> GIVEN REQUEST
Reproduce the following material exactly, including every line.

[Extracted records]
◆ ◆ ◆ ◆ ◆ ◆ ◆
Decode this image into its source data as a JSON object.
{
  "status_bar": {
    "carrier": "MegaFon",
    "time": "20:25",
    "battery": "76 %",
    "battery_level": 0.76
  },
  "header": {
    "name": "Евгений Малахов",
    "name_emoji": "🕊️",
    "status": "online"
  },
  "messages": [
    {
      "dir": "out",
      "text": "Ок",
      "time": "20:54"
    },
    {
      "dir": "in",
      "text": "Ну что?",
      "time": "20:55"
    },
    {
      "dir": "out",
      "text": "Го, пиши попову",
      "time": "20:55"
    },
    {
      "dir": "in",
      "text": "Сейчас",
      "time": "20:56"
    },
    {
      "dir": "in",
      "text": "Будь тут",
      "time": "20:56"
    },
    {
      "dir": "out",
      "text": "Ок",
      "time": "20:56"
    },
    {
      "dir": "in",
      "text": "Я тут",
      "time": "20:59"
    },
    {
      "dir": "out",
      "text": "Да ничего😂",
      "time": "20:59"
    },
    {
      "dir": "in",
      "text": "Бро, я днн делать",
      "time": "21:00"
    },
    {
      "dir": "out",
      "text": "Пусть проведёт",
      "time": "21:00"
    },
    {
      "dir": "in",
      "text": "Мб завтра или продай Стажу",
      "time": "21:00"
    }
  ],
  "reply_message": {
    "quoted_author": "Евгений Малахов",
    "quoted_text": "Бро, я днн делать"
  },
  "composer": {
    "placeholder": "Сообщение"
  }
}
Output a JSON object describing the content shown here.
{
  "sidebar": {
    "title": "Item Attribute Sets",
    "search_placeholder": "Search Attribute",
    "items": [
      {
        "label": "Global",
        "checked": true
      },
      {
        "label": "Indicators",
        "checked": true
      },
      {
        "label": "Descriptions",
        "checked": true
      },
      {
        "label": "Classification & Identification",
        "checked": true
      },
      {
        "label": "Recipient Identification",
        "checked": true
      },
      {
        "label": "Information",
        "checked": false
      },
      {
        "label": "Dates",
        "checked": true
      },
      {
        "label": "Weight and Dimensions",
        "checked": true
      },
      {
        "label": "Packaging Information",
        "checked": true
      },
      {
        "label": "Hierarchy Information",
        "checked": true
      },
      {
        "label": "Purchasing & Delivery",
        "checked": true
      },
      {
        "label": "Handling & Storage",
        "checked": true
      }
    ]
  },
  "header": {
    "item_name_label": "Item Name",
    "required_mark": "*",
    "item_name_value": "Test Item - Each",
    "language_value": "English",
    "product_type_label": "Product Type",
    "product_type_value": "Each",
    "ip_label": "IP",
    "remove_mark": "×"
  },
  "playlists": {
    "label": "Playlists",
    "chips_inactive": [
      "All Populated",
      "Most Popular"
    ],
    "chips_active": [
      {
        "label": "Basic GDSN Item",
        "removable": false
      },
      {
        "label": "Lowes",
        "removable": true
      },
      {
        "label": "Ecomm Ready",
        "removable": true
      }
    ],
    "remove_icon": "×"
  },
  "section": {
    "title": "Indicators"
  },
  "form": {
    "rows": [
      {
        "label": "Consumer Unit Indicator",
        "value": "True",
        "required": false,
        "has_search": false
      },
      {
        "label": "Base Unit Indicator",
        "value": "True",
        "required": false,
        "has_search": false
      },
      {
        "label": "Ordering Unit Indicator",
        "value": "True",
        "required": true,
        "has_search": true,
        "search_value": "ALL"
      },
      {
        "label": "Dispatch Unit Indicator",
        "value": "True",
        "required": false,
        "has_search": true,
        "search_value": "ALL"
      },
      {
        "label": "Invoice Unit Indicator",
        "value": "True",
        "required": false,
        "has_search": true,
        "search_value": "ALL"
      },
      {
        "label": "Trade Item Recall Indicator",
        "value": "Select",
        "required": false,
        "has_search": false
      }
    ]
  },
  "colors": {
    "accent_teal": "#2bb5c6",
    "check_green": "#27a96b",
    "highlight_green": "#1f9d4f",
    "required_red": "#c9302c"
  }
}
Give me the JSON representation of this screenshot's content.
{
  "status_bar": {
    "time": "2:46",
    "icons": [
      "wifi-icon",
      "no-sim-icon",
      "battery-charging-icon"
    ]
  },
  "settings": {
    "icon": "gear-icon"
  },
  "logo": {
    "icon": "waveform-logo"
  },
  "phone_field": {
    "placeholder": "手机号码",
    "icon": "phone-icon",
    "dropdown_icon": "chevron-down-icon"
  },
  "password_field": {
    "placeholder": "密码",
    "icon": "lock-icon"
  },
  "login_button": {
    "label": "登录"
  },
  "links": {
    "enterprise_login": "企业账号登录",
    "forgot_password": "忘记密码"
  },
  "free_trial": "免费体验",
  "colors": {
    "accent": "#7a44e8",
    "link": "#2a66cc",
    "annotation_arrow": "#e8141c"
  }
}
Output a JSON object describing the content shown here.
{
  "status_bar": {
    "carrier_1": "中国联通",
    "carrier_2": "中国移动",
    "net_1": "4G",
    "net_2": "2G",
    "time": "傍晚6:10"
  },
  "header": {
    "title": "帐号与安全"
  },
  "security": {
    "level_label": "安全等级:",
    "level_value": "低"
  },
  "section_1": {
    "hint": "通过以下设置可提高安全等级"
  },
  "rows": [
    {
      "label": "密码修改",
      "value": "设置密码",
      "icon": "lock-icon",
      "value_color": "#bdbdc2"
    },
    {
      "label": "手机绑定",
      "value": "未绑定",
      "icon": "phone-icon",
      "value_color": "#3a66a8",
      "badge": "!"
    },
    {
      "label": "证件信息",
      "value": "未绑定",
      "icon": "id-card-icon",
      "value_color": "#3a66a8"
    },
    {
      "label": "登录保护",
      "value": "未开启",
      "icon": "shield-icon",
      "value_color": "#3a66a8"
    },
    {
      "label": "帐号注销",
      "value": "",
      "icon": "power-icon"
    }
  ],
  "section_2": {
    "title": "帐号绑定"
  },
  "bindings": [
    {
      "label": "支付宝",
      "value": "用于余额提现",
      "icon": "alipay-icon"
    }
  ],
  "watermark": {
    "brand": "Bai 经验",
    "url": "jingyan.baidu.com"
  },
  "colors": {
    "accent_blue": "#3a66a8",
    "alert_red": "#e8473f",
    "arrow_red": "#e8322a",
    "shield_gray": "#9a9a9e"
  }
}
◆ ◆ ◆ ◆ ◆ ◆ ◆
> COMPLETED TASK
Decode this image into its source data as a JSON object.
{
  "status_bar": {
    "carrier": "MegaFon",
    "time": "20:25",
    "battery": "76 %",
    "battery_level": 0.76
  },
  "header": {
    "name": "Евгений Малахов",
    "name_emoji": "🕊️",
    "status": "online"
  },
  "messages": [
    {
      "dir": "out",
      "text": "Ок",
      "time": "20:54"
    },
    {
      "dir": "in",
      "text": "Ну что?",
      "time": "20:55"
    },
    {
      "dir": "out",
      "text": "Го, пиши попову",
      "time": "20:55"
    },
    {
      "dir": "in",
      "text": "Сейчас",
      "time": "20:56"
    },
    {
      "dir": "in",
      "text": "Будь тут",
      "time": "20:56"
    },
    {
      "dir": "out",
      "text": "Ок",
      "time": "20:56"
    },
    {
      "dir": "in",
      "text": "Я тут",
      "time": "20:59"
    },
    {
      "dir": "out",
      "text": "Да ничего😂",
      "time": "20:59"
    },
    {
      "dir": "in",
      "text": "Бро, я днн делать",
      "time": "21:00"
    },
    {
      "dir": "out",
      "text": "Пусть проведёт",
      "time": "21:00"
    },
    {
      "dir": "in",
      "text": "Мб завтра или продай Стажу",
      "time": "21:00"
    }
  ],
  "reply_message": {
    "quoted_author": "Евгений Малахов",
    "quoted_text": "Бро, я днн делать"
  },
  "composer": {
    "placeholder": "Сообщение"
  }
}
Output a JSON object describing the content shown here.
{
  "sidebar": {
    "title": "Item Attribute Sets",
    "search_placeholder": "Search Attribute",
    "items": [
      {
        "label": "Global",
        "checked": true
      },
      {
        "label": "Indicators",
        "checked": true
      },
      {
        "label": "Descriptions",
        "checked": true
      },
      {
        "label": "Classification & Identification",
        "checked": true
      },
      {
        "label": "Recipient Identification",
        "checked": true
      },
      {
        "label": "Information",
        "checked": false
      },
      {
        "label": "Dates",
        "checked": true
      },
      {
        "label": "Weight and Dimensions",
        "checked": true
      },
      {
        "label": "Packaging Information",
        "checked": true
      },
      {
        "label": "Hierarchy Information",
        "checked": true
      },
      {
        "label": "Purchasing & Delivery",
        "checked": true
      },
      {
        "label": "Handling & Storage",
        "checked": true
      }
    ]
  },
  "header": {
    "item_name_label": "Item Name",
    "required_mark": "*",
    "item_name_value": "Test Item - Each",
    "language_value": "English",
    "product_type_label": "Product Type",
    "product_type_value": "Each",
    "ip_label": "IP",
    "remove_mark": "×"
  },
  "playlists": {
    "label": "Playlists",
    "chips_inactive": [
      "All Populated",
      "Most Popular"
    ],
    "chips_active": [
      {
        "label": "Basic GDSN Item",
        "removable": false
      },
      {
        "label": "Lowes",
        "removable": true
      },
      {
        "label": "Ecomm Ready",
        "removable": true
      }
    ],
    "remove_icon": "×"
  },
  "section": {
    "title": "Indicators"
  },
  "form": {
    "rows": [
      {
        "label": "Consumer Unit Indicator",
        "value": "True",
        "required": false,
        "has_search": false
      },
      {
        "label": "Base Unit Indicator",
        "value": "True",
        "required": false,
        "has_search": false
      },
      {
        "label": "Ordering Unit Indicator",
        "value": "True",
        "required": true,
        "has_search": true,
        "search_value": "ALL"
      },
      {
        "label": "Dispatch Unit Indicator",
        "value": "True",
        "required": false,
        "has_search": true,
        "search_value": "ALL"
      },
      {
        "label": "Invoice Unit Indicator",
        "value": "True",
        "required": false,
        "has_search": true,
        "search_value": "ALL"
      },
      {
        "label": "Trade Item Recall Indicator",
        "value": "Select",
        "required": false,
        "has_search": false
      }
    ]
  },
  "colors": {
    "accent_teal": "#2bb5c6",
    "check_green": "#27a96b",
    "highlight_green": "#1f9d4f",
    "required_red": "#c9302c"
  }
}
Give me the JSON representation of this screenshot's content.
{
  "status_bar": {
    "time": "2:46",
    "icons": [
      "wifi-icon",
      "no-sim-icon",
      "battery-charging-icon"
    ]
  },
  "settings": {
    "icon": "gear-icon"
  },
  "logo": {
    "icon": "waveform-logo"
  },
  "phone_field": {
    "placeholder": "手机号码",
    "icon": "phone-icon",
    "dropdown_icon": "chevron-down-icon"
  },
  "password_field": {
    "placeholder": "密码",
    "icon": "lock-icon"
  },
  "login_button": {
    "label": "登录"
  },
  "links": {
    "enterprise_login": "企业账号登录",
    "forgot_password": "忘记密码"
  },
  "free_trial": "免费体验",
  "colors": {
    "accent": "#7a44e8",
    "link": "#2a66cc",
    "annotation_arrow": "#e8141c"
  }
}
Output a JSON object describing the content shown here.
{
  "status_bar": {
    "carrier_1": "中国联通",
    "carrier_2": "中国移动",
    "net_1": "4G",
    "net_2": "2G",
    "time": "傍晚6:10"
  },
  "header": {
    "title": "帐号与安全"
  },
  "security": {
    "level_label": "安全等级:",
    "level_value": "低"
  },
  "section_1": {
    "hint": "通过以下设置可提高安全等级"
  },
  "rows": [
    {
      "label": "密码修改",
      "value": "设置密码",
      "icon": "lock-icon",
      "value_color": "#bdbdc2"
    },
    {
      "label": "手机绑定",
      "value": "未绑定",
      "icon": "phone-icon",
      "value_color": "#3a66a8",
      "badge": "!"
    },
    {
      "label": "证件信息",
      "value": "未绑定",
      "icon": "id-card-icon",
      "value_color": "#3a66a8"
    },
    {
      "label": "登录保护",
      "value": "未开启",
      "icon": "shield-icon",
      "value_color": "#3a66a8"
    },
    {
      "label": "帐号注销",
      "value": "",
      "icon": "power-icon"
    }
  ],
  "section_2": {
    "title": "帐号绑定"
  },
  "bindings": [
    {
      "label": "支付宝",
      "value": "用于余额提现",
      "icon": "alipay-icon"
    }
  ],
  "watermark": {
    "brand": "Bai 经验",
    "url": "jingyan.baidu.com"
  },
  "colors": {
    "accent_blue": "#3a66a8",
    "alert_red": "#e8473f",
    "arrow_red": "#e8322a",
    "shield_gray": "#9a9a9e"
  }
}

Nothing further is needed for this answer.